▶ **Required work**
Quote the entries word for word. Omit the pictures.

▶ **Provided records**
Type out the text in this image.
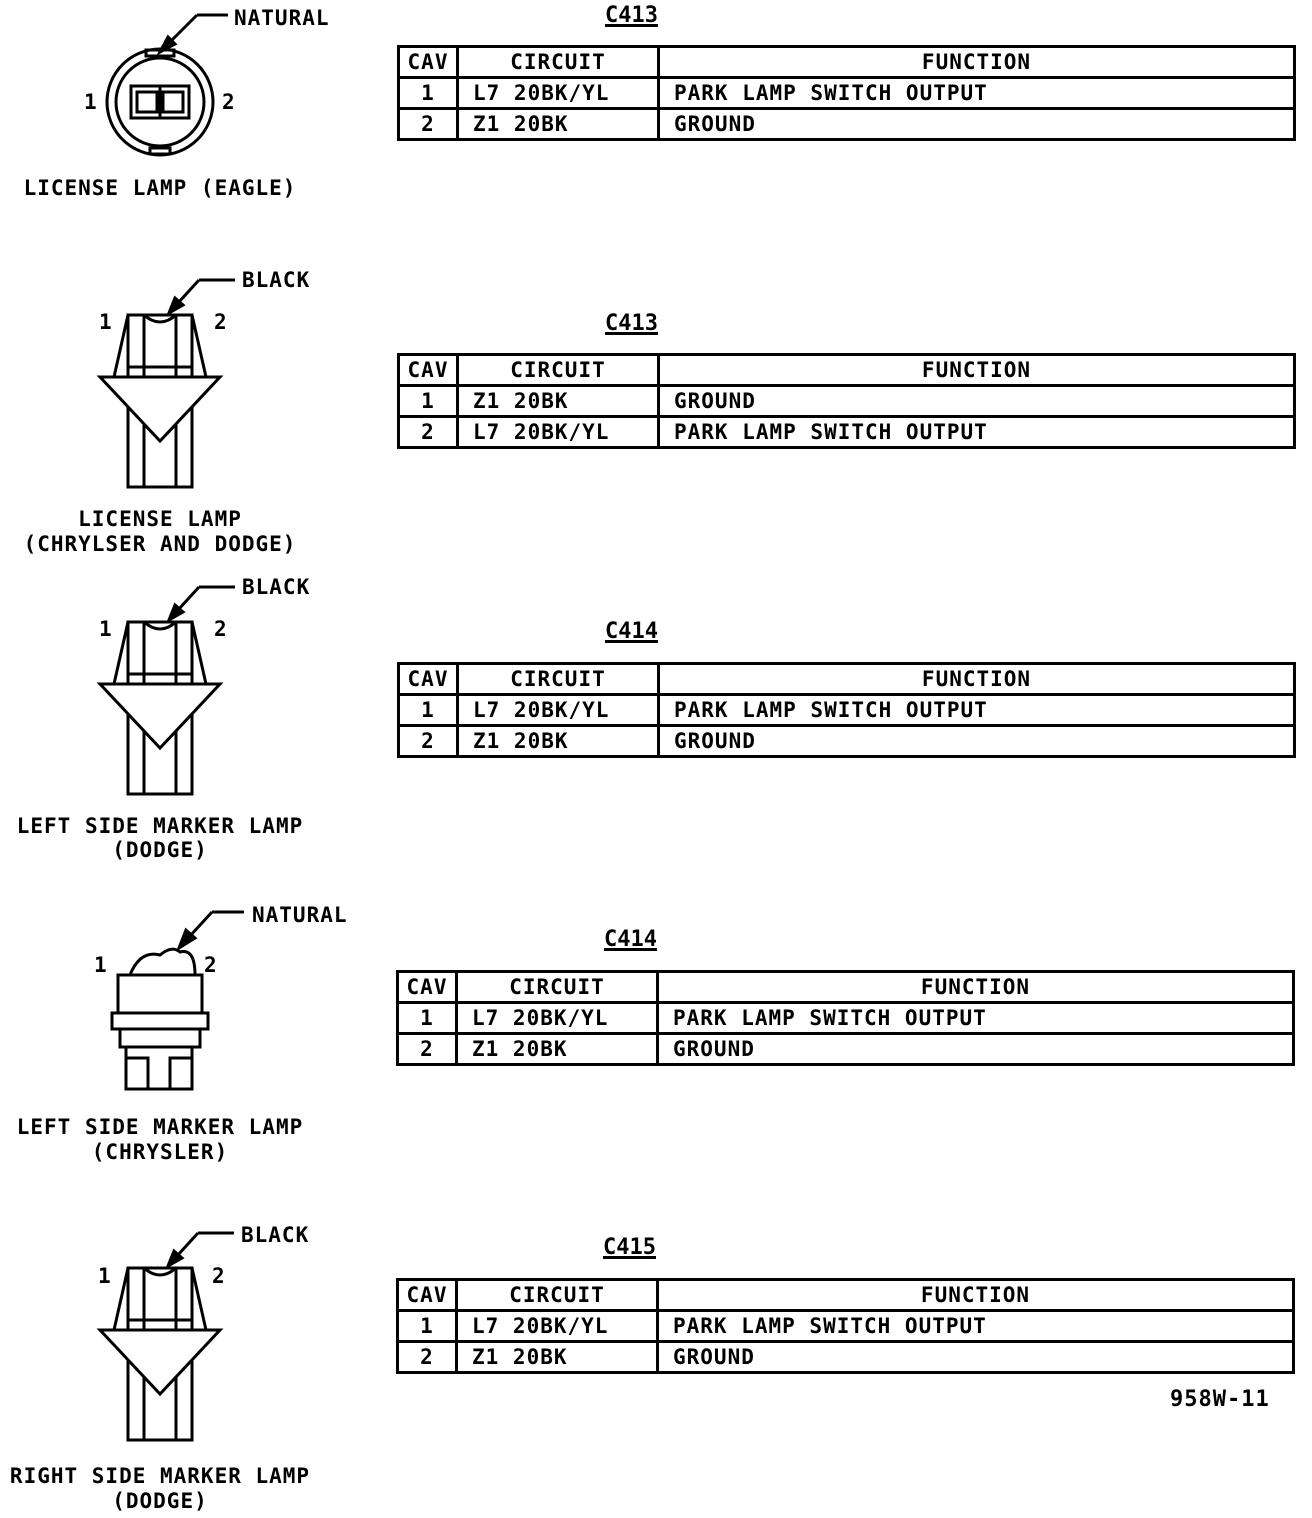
NATURAL
1	2
LICENSE LAMP (EAGLE)
BLACK
1	2
LICENSE LAMP
(CHRYLSER AND DODGE)
BLACK
1	2
LEFT SIDE MARKER LAMP
(DODGE)
NATURAL
1	2
LEFT SIDE MARKER LAMP
(CHRYSLER)
BLACK
1	2
RIGHT SIDE MARKER LAMP
(DODGE)
C413
CAV	CIRCUIT	FUNCTION
1	L7 20BK/YL	PARK LAMP SWITCH OUTPUT
2	Z1 20BK	GROUND
C413
CAV	CIRCUIT	FUNCTION
1	Z1 20BK	GROUND
2	L7 20BK/YL	PARK LAMP SWITCH OUTPUT
C414
CAV	CIRCUIT	FUNCTION
1	L7 20BK/YL	PARK LAMP SWITCH OUTPUT
2	Z1 20BK	GROUND
C414
CAV	CIRCUIT	FUNCTION
1	L7 20BK/YL	PARK LAMP SWITCH OUTPUT
2	Z1 20BK	GROUND
C415
CAV	CIRCUIT	FUNCTION
1	L7 20BK/YL	PARK LAMP SWITCH OUTPUT
2	Z1 20BK	GROUND
958W-11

▶ **Result for this task**
Type out the text in this image.
NATURAL
1	2
LICENSE LAMP (EAGLE)
BLACK
1	2
LICENSE LAMP
(CHRYLSER AND DODGE)
BLACK
1	2
LEFT SIDE MARKER LAMP
(DODGE)
NATURAL
1	2
LEFT SIDE MARKER LAMP
(CHRYSLER)
BLACK
1	2
RIGHT SIDE MARKER LAMP
(DODGE)
C413
CAV	CIRCUIT	FUNCTION
1	L7 20BK/YL	PARK LAMP SWITCH OUTPUT
2	Z1 20BK	GROUND
C413
CAV	CIRCUIT	FUNCTION
1	Z1 20BK	GROUND
2	L7 20BK/YL	PARK LAMP SWITCH OUTPUT
C414
CAV	CIRCUIT	FUNCTION
1	L7 20BK/YL	PARK LAMP SWITCH OUTPUT
2	Z1 20BK	GROUND
C414
CAV	CIRCUIT	FUNCTION
1	L7 20BK/YL	PARK LAMP SWITCH OUTPUT
2	Z1 20BK	GROUND
C415
CAV	CIRCUIT	FUNCTION
1	L7 20BK/YL	PARK LAMP SWITCH OUTPUT
2	Z1 20BK	GROUND
958W-11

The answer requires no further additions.